** START RECORDS PROVIDED **

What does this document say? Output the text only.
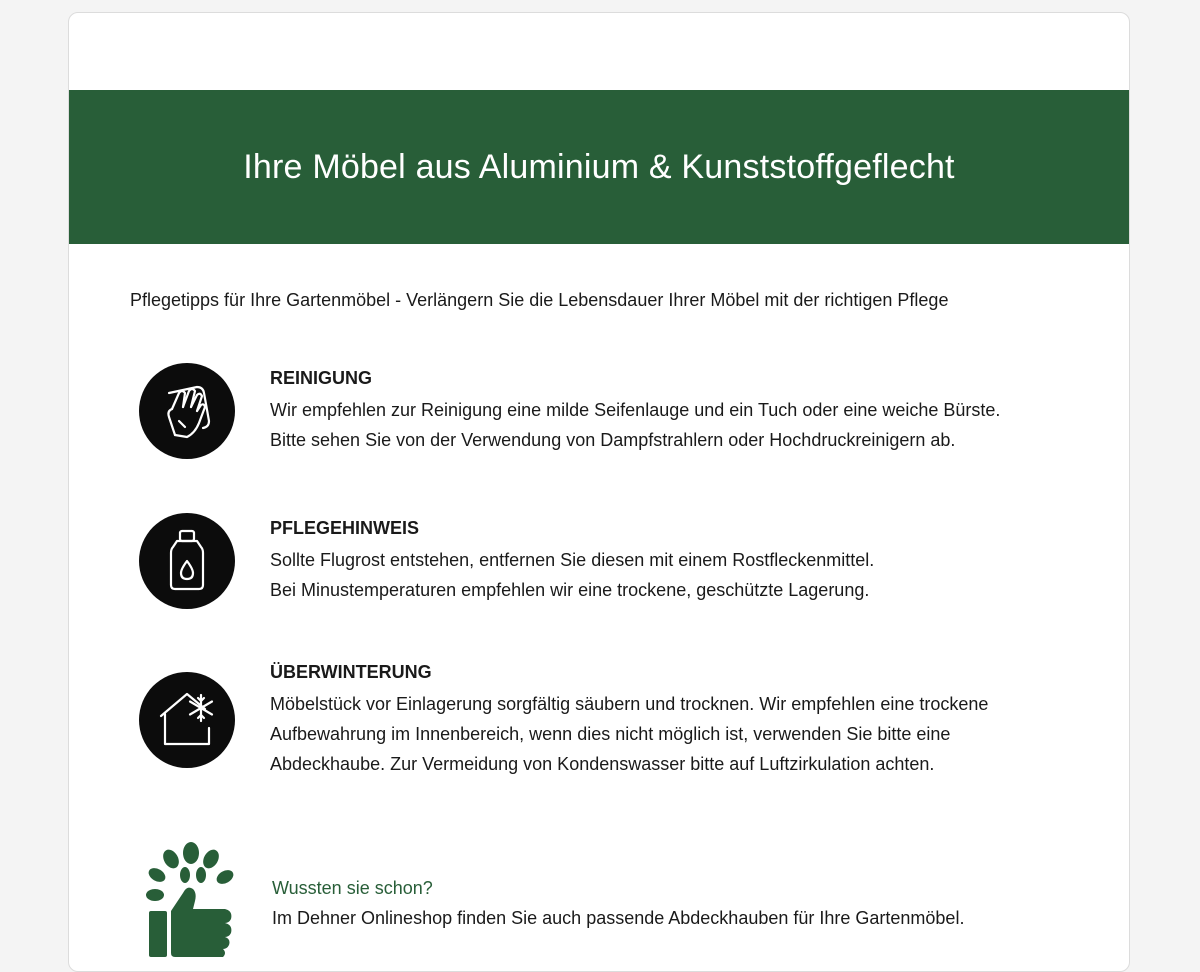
Ihre Möbel aus Aluminium & Kunststoffgeflecht

Pflegetipps für Ihre Gartenmöbel - Verlängern Sie die Lebensdauer Ihrer Möbel mit der richtigen Pflege

REINIGUNG

Wir empfehlen zur Reinigung eine milde Seifenlauge und ein Tuch oder eine weiche Bürste.

Bitte sehen Sie von der Verwendung von Dampfstrahlern oder Hochdruckreinigern ab.

PFLEGEHINWEIS

Sollte Flugrost entstehen, entfernen Sie diesen mit einem Rostfleckenmittel.

Bei Minustemperaturen empfehlen wir eine trockene, geschützte Lagerung.

ÜBERWINTERUNG

Möbelstück vor Einlagerung sorgfältig säubern und trocknen. Wir empfehlen eine trockene

Aufbewahrung im Innenbereich, wenn dies nicht möglich ist, verwenden Sie bitte eine

Abdeckhaube. Zur Vermeidung von Kondenswasser bitte auf Luftzirkulation achten.

Wussten sie schon?

Im Dehner Onlineshop finden Sie auch passende Abdeckhauben für Ihre Gartenmöbel.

** END RECORDS PROVIDED **

• [WORK REQUIRED]: Your task is to list each line of the records with the word "Gartenmöbel".

• [EXERCISE RESULT]:
Pflegetipps für Ihre Gartenmöbel - Verlängern Sie die Lebensdauer Ihrer Möbel mit der richtigen Pflege
Im Dehner Onlineshop finden Sie auch passende Abdeckhauben für Ihre Gartenmöbel.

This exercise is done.